/---

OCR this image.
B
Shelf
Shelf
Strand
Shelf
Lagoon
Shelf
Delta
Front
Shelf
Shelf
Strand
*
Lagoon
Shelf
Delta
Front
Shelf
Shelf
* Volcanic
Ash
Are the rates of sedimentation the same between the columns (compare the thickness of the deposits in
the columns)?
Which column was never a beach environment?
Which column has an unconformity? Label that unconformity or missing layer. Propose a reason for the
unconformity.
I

\---

**DO THIS:** Only lines with the word "unconformity" should be collected from the material.

**TASK ANSWER:**
Which column has an unconformity? Label that unconformity or missing layer. Propose a reason for the
unconformity.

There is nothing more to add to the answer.